> _Your task_
From the entries that follow, list every line in which the string "marker" appears.

[START OF Extracted entries]

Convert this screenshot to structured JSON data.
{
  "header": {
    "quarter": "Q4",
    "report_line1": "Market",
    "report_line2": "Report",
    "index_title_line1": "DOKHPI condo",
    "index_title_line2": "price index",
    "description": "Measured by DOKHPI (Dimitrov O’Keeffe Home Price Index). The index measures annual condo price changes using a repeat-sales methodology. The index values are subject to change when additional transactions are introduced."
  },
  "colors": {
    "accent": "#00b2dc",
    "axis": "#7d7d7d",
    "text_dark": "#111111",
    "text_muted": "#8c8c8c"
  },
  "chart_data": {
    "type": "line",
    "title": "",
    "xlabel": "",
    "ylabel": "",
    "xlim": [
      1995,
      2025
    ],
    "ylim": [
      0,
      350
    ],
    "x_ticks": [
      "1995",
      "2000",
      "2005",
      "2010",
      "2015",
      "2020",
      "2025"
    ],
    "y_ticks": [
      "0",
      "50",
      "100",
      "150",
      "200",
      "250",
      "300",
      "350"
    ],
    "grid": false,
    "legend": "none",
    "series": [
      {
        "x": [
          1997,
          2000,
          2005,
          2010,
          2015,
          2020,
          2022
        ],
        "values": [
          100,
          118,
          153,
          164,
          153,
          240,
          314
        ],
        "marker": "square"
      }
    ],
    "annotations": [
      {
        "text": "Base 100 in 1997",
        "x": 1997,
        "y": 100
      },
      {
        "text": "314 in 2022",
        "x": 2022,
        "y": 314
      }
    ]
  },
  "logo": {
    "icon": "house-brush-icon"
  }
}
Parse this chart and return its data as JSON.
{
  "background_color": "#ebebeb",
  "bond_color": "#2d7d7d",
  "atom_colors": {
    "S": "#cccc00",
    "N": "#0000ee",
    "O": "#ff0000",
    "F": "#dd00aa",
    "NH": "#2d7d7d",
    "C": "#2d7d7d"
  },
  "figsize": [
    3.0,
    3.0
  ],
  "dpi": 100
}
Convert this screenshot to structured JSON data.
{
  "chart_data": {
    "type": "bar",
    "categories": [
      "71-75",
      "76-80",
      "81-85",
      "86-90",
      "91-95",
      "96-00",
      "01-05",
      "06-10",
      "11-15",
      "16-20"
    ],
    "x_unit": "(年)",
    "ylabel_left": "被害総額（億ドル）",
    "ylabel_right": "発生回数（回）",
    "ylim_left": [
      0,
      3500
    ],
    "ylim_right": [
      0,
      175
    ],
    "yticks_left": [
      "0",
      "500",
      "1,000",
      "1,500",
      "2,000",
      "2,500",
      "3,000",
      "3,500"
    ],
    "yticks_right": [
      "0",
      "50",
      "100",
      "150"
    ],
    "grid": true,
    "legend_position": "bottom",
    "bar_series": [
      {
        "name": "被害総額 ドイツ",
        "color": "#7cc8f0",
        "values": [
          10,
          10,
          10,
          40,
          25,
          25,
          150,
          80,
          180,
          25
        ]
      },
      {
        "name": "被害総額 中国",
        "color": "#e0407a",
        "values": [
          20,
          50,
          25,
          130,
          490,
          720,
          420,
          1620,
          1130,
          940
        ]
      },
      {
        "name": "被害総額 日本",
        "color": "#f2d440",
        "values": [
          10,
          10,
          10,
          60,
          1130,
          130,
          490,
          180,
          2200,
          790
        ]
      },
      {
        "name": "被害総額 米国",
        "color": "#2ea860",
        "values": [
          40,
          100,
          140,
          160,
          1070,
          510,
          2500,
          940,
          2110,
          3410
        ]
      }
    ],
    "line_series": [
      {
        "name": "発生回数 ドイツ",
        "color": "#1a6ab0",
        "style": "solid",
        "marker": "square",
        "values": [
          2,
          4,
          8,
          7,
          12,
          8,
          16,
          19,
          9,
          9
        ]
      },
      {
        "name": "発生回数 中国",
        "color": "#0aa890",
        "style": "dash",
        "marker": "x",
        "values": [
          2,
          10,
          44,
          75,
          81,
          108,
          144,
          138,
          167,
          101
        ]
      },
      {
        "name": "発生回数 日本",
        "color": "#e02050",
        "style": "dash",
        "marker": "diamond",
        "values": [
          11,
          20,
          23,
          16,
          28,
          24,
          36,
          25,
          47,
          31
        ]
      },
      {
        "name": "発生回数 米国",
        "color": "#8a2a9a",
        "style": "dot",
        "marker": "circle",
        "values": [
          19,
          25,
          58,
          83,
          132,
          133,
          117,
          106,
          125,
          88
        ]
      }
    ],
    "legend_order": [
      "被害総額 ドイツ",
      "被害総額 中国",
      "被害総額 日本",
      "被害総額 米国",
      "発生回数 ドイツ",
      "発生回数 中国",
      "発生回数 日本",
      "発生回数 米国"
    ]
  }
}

[END OF Extracted entries]

> _Reply_
        "marker": "square"
        "marker": "square",
        "marker": "x",
        "marker": "diamond",
        "marker": "circle",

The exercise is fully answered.